Saved data entries:

::::

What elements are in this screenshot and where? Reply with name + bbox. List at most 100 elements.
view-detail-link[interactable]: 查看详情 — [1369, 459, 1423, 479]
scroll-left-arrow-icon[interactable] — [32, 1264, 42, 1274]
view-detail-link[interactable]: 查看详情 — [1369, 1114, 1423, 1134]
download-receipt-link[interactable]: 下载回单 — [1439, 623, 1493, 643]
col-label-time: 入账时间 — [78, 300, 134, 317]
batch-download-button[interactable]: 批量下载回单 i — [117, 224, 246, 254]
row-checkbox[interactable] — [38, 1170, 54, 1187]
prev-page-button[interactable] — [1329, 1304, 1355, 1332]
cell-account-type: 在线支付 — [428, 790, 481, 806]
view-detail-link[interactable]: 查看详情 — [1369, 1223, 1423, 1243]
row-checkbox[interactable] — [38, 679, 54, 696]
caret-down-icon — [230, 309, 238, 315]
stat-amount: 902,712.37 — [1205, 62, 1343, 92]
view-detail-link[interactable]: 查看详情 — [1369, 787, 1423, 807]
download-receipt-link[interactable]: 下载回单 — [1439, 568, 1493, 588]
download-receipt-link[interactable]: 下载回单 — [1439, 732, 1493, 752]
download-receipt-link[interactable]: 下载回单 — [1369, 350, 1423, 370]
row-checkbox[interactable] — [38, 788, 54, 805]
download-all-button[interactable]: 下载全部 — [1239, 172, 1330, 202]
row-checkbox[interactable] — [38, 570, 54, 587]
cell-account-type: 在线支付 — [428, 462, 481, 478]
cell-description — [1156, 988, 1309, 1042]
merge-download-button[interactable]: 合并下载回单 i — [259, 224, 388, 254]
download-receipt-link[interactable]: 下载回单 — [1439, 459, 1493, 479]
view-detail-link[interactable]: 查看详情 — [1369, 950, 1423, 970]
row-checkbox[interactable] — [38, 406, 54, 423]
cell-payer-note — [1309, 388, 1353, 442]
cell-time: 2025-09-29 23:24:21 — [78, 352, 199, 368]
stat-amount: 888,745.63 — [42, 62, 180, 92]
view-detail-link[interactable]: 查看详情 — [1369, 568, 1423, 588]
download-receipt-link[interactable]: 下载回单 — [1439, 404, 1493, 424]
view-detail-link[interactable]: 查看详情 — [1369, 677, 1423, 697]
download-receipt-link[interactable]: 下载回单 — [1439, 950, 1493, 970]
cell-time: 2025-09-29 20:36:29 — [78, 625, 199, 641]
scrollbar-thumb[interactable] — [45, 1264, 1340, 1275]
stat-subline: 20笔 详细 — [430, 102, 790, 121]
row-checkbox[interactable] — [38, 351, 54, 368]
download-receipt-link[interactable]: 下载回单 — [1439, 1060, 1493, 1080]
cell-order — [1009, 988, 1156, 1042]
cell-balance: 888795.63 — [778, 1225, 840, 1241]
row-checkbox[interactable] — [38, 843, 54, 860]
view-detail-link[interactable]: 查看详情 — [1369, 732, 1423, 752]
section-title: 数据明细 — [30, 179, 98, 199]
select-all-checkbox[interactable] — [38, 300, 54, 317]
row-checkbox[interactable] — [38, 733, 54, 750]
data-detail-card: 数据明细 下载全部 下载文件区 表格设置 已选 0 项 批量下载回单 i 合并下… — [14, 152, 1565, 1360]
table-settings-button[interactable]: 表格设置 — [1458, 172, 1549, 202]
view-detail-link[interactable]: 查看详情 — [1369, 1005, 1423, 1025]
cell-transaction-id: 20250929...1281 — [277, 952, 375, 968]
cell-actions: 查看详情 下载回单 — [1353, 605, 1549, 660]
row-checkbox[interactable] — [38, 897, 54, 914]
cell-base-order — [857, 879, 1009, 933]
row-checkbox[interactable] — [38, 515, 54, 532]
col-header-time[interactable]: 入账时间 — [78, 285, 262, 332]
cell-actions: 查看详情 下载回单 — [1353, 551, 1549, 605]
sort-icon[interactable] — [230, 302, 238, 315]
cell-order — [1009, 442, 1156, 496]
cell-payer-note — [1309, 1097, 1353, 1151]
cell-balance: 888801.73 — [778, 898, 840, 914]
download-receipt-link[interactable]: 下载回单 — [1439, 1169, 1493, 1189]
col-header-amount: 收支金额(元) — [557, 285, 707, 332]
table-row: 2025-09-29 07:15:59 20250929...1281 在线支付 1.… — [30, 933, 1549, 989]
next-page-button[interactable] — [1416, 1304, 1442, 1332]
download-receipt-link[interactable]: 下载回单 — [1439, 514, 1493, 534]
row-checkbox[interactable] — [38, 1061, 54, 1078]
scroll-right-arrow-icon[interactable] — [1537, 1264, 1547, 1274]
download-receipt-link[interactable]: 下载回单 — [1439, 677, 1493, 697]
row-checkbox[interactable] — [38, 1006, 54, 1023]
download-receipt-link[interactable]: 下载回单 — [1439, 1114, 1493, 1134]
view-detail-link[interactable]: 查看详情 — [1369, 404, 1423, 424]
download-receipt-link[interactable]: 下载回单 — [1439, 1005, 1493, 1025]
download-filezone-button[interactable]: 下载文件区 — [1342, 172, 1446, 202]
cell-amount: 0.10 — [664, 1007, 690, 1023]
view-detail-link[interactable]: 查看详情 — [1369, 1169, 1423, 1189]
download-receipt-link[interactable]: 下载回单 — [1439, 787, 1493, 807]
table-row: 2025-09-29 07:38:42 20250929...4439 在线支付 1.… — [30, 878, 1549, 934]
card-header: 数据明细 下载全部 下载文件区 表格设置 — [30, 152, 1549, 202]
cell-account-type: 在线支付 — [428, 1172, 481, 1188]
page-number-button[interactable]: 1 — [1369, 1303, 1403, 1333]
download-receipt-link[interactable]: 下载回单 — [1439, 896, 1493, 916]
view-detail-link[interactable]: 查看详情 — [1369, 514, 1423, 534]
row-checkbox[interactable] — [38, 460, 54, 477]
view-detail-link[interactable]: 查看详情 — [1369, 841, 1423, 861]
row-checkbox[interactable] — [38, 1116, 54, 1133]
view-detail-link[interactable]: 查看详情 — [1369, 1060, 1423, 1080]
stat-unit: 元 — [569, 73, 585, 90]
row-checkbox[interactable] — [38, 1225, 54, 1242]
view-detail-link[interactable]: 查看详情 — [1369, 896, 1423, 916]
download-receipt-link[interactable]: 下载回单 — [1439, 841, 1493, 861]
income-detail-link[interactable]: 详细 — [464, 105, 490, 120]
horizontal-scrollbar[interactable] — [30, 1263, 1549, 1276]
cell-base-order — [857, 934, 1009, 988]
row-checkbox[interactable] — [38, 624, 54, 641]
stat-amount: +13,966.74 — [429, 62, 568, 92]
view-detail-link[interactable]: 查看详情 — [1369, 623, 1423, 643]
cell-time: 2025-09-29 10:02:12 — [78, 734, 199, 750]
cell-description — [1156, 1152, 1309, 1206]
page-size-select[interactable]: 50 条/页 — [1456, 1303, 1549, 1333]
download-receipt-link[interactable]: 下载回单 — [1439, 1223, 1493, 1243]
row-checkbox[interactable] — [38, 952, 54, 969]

::::

The exercise: Edit the items above so that "view-detail-link" is replaced by "open-detail-link" wherever it occurs, and reproduce every line with all else unchanged.

Response for this exercise:
What elements are in this screenshot and where? Reply with name + bbox. List at most 100 elements.
open-detail-link[interactable]: 查看详情 — [1369, 459, 1423, 479]
scroll-left-arrow-icon[interactable] — [32, 1264, 42, 1274]
open-detail-link[interactable]: 查看详情 — [1369, 1114, 1423, 1134]
download-receipt-link[interactable]: 下载回单 — [1439, 623, 1493, 643]
col-label-time: 入账时间 — [78, 300, 134, 317]
batch-download-button[interactable]: 批量下载回单 i — [117, 224, 246, 254]
row-checkbox[interactable] — [38, 1170, 54, 1187]
prev-page-button[interactable] — [1329, 1304, 1355, 1332]
cell-account-type: 在线支付 — [428, 790, 481, 806]
open-detail-link[interactable]: 查看详情 — [1369, 1223, 1423, 1243]
row-checkbox[interactable] — [38, 679, 54, 696]
caret-down-icon — [230, 309, 238, 315]
stat-amount: 902,712.37 — [1205, 62, 1343, 92]
open-detail-link[interactable]: 查看详情 — [1369, 787, 1423, 807]
download-receipt-link[interactable]: 下载回单 — [1439, 568, 1493, 588]
download-receipt-link[interactable]: 下载回单 — [1439, 732, 1493, 752]
download-receipt-link[interactable]: 下载回单 — [1369, 350, 1423, 370]
row-checkbox[interactable] — [38, 788, 54, 805]
download-all-button[interactable]: 下载全部 — [1239, 172, 1330, 202]
row-checkbox[interactable] — [38, 570, 54, 587]
cell-account-type: 在线支付 — [428, 462, 481, 478]
cell-description — [1156, 988, 1309, 1042]
merge-download-button[interactable]: 合并下载回单 i — [259, 224, 388, 254]
download-receipt-link[interactable]: 下载回单 — [1439, 459, 1493, 479]
open-detail-link[interactable]: 查看详情 — [1369, 950, 1423, 970]
row-checkbox[interactable] — [38, 406, 54, 423]
cell-payer-note — [1309, 388, 1353, 442]
cell-time: 2025-09-29 23:24:21 — [78, 352, 199, 368]
stat-amount: 888,745.63 — [42, 62, 180, 92]
open-detail-link[interactable]: 查看详情 — [1369, 568, 1423, 588]
download-receipt-link[interactable]: 下载回单 — [1439, 404, 1493, 424]
open-detail-link[interactable]: 查看详情 — [1369, 677, 1423, 697]
download-receipt-link[interactable]: 下载回单 — [1439, 950, 1493, 970]
cell-time: 2025-09-29 20:36:29 — [78, 625, 199, 641]
scrollbar-thumb[interactable] — [45, 1264, 1340, 1275]
stat-subline: 20笔 详细 — [430, 102, 790, 121]
row-checkbox[interactable] — [38, 351, 54, 368]
download-receipt-link[interactable]: 下载回单 — [1439, 1060, 1493, 1080]
cell-order — [1009, 988, 1156, 1042]
cell-balance: 888795.63 — [778, 1225, 840, 1241]
row-checkbox[interactable] — [38, 843, 54, 860]
open-detail-link[interactable]: 查看详情 — [1369, 732, 1423, 752]
section-title: 数据明细 — [30, 179, 98, 199]
select-all-checkbox[interactable] — [38, 300, 54, 317]
row-checkbox[interactable] — [38, 733, 54, 750]
data-detail-card: 数据明细 下载全部 下载文件区 表格设置 已选 0 项 批量下载回单 i 合并下… — [14, 152, 1565, 1360]
table-settings-button[interactable]: 表格设置 — [1458, 172, 1549, 202]
open-detail-link[interactable]: 查看详情 — [1369, 1005, 1423, 1025]
cell-transaction-id: 20250929...1281 — [277, 952, 375, 968]
cell-actions: 查看详情 下载回单 — [1353, 605, 1549, 660]
row-checkbox[interactable] — [38, 897, 54, 914]
cell-base-order — [857, 879, 1009, 933]
row-checkbox[interactable] — [38, 515, 54, 532]
col-header-time[interactable]: 入账时间 — [78, 285, 262, 332]
cell-actions: 查看详情 下载回单 — [1353, 551, 1549, 605]
sort-icon[interactable] — [230, 302, 238, 315]
cell-order — [1009, 442, 1156, 496]
cell-payer-note — [1309, 1097, 1353, 1151]
cell-balance: 888801.73 — [778, 898, 840, 914]
download-receipt-link[interactable]: 下载回单 — [1439, 1169, 1493, 1189]
col-header-amount: 收支金额(元) — [557, 285, 707, 332]
table-row: 2025-09-29 07:15:59 20250929...1281 在线支付 1.… — [30, 933, 1549, 989]
next-page-button[interactable] — [1416, 1304, 1442, 1332]
download-receipt-link[interactable]: 下载回单 — [1439, 514, 1493, 534]
row-checkbox[interactable] — [38, 1061, 54, 1078]
scroll-right-arrow-icon[interactable] — [1537, 1264, 1547, 1274]
download-receipt-link[interactable]: 下载回单 — [1439, 677, 1493, 697]
row-checkbox[interactable] — [38, 1006, 54, 1023]
download-receipt-link[interactable]: 下载回单 — [1439, 1114, 1493, 1134]
open-detail-link[interactable]: 查看详情 — [1369, 404, 1423, 424]
download-receipt-link[interactable]: 下载回单 — [1439, 1005, 1493, 1025]
download-filezone-button[interactable]: 下载文件区 — [1342, 172, 1446, 202]
cell-amount: 0.10 — [664, 1007, 690, 1023]
open-detail-link[interactable]: 查看详情 — [1369, 1169, 1423, 1189]
download-receipt-link[interactable]: 下载回单 — [1439, 787, 1493, 807]
table-row: 2025-09-29 07:38:42 20250929...4439 在线支付 1.… — [30, 878, 1549, 934]
card-header: 数据明细 下载全部 下载文件区 表格设置 — [30, 152, 1549, 202]
cell-account-type: 在线支付 — [428, 1172, 481, 1188]
page-number-button[interactable]: 1 — [1369, 1303, 1403, 1333]
download-receipt-link[interactable]: 下载回单 — [1439, 896, 1493, 916]
open-detail-link[interactable]: 查看详情 — [1369, 514, 1423, 534]
row-checkbox[interactable] — [38, 460, 54, 477]
open-detail-link[interactable]: 查看详情 — [1369, 841, 1423, 861]
row-checkbox[interactable] — [38, 1116, 54, 1133]
open-detail-link[interactable]: 查看详情 — [1369, 1060, 1423, 1080]
stat-unit: 元 — [569, 73, 585, 90]
row-checkbox[interactable] — [38, 1225, 54, 1242]
open-detail-link[interactable]: 查看详情 — [1369, 896, 1423, 916]
download-receipt-link[interactable]: 下载回单 — [1439, 841, 1493, 861]
income-detail-link[interactable]: 详细 — [464, 105, 490, 120]
horizontal-scrollbar[interactable] — [30, 1263, 1549, 1276]
cell-base-order — [857, 934, 1009, 988]
row-checkbox[interactable] — [38, 624, 54, 641]
stat-amount: +13,966.74 — [429, 62, 568, 92]
open-detail-link[interactable]: 查看详情 — [1369, 623, 1423, 643]
cell-time: 2025-09-29 10:02:12 — [78, 734, 199, 750]
cell-description — [1156, 1152, 1309, 1206]
page-size-select[interactable]: 50 条/页 — [1456, 1303, 1549, 1333]
download-receipt-link[interactable]: 下载回单 — [1439, 1223, 1493, 1243]
row-checkbox[interactable] — [38, 952, 54, 969]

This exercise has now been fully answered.